STATED GOAL:
Copy verbatim the section of the listing that begins with the line containing "252, 53, 266]" and ends with the line containing "402, 737, 430]", including both of those lines.

Annotated element listings
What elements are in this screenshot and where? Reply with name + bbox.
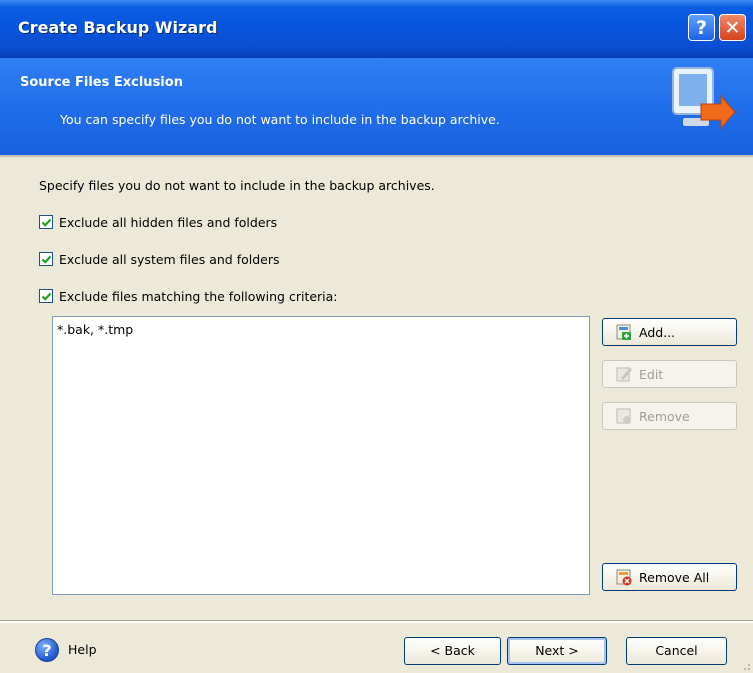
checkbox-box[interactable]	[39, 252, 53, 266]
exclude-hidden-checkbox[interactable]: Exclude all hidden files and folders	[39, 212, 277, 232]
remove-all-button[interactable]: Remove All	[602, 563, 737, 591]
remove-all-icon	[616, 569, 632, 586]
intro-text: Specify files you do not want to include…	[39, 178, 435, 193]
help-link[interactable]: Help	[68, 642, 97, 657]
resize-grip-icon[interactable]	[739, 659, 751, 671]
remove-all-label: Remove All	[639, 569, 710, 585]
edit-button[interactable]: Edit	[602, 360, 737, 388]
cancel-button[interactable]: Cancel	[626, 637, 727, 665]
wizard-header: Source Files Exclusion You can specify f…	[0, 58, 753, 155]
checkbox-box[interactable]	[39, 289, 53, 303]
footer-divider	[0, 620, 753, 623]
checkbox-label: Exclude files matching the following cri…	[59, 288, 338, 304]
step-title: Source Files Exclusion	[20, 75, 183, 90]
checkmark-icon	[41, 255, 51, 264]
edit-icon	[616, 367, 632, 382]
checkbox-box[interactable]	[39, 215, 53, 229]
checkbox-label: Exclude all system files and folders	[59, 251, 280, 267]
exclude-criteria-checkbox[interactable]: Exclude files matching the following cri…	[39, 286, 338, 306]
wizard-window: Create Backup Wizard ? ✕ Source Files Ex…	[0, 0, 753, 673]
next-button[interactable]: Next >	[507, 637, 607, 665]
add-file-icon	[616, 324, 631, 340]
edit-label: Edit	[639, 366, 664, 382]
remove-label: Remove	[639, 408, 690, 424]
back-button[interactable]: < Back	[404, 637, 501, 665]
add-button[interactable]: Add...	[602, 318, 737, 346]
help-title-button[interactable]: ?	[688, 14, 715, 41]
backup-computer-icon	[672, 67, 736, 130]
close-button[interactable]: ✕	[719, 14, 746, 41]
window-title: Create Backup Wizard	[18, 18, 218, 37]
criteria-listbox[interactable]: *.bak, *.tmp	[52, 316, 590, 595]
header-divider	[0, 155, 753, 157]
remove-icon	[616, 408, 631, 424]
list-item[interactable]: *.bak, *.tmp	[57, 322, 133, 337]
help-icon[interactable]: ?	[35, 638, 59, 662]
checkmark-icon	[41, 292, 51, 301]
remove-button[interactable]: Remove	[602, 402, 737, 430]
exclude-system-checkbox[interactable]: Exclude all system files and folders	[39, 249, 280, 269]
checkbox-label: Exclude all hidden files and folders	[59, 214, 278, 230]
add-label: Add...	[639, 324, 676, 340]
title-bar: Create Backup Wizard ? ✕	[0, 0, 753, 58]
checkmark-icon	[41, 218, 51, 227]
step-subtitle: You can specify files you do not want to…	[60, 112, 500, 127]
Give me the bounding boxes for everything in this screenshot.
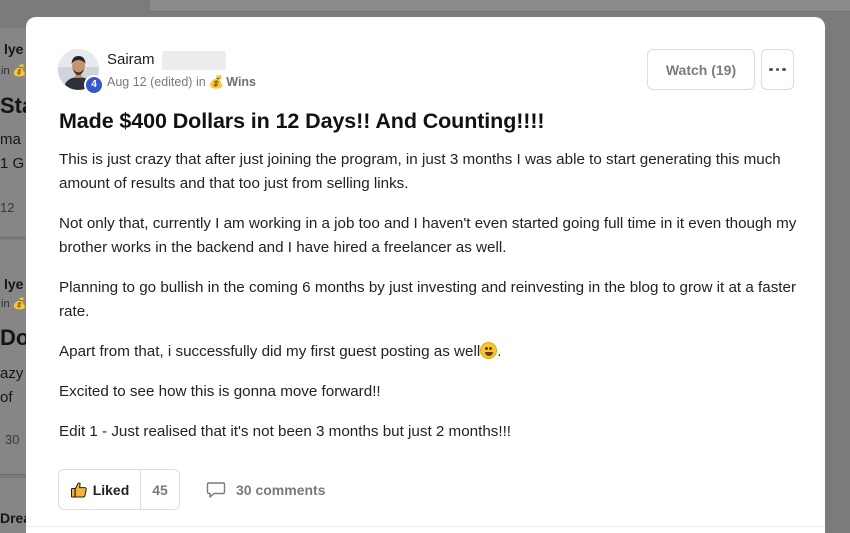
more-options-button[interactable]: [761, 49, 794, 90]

WRITTEN RESPONSE:
checkbox-box[interactable]	[39, 252, 53, 266]
exclude-hidden-checkbox[interactable]: Exclude all hidden files and folders	[39, 212, 277, 232]
remove-all-button[interactable]: Remove All	[602, 563, 737, 591]
remove-all-icon	[616, 569, 632, 586]
intro-text: Specify files you do not want to include…	[39, 178, 435, 193]
help-link[interactable]: Help	[68, 642, 97, 657]
resize-grip-icon[interactable]	[739, 659, 751, 671]
remove-all-label: Remove All	[639, 569, 710, 585]
edit-button[interactable]: Edit	[602, 360, 737, 388]
cancel-button[interactable]: Cancel	[626, 637, 727, 665]
wizard-header: Source Files Exclusion You can specify f…	[0, 58, 753, 155]
checkbox-box[interactable]	[39, 289, 53, 303]
footer-divider	[0, 620, 753, 623]
checkbox-label: Exclude files matching the following cri…	[59, 288, 338, 304]
step-title: Source Files Exclusion	[20, 75, 183, 90]
checkmark-icon	[41, 255, 51, 264]
edit-icon	[616, 367, 632, 382]
checkbox-box[interactable]	[39, 215, 53, 229]
checkbox-label: Exclude all system files and folders	[59, 251, 280, 267]
exclude-criteria-checkbox[interactable]: Exclude files matching the following cri…	[39, 286, 338, 306]
wizard-window: Create Backup Wizard ? ✕ Source Files Ex…	[0, 0, 753, 673]
next-button[interactable]: Next >	[507, 637, 607, 665]
add-file-icon	[616, 324, 631, 340]
edit-label: Edit	[639, 366, 664, 382]
remove-label: Remove	[639, 408, 690, 424]
back-button[interactable]: < Back	[404, 637, 501, 665]
add-button[interactable]: Add...	[602, 318, 737, 346]
help-title-button[interactable]: ?	[688, 14, 715, 41]
backup-computer-icon	[672, 67, 736, 130]
close-button[interactable]: ✕	[719, 14, 746, 41]
window-title: Create Backup Wizard	[18, 18, 218, 37]
criteria-listbox[interactable]: *.bak, *.tmp	[52, 316, 590, 595]
header-divider	[0, 155, 753, 157]
remove-icon	[616, 408, 631, 424]
list-item[interactable]: *.bak, *.tmp	[57, 322, 133, 337]
help-icon[interactable]: ?	[35, 638, 59, 662]
checkmark-icon	[41, 292, 51, 301]
remove-button[interactable]: Remove	[602, 402, 737, 430]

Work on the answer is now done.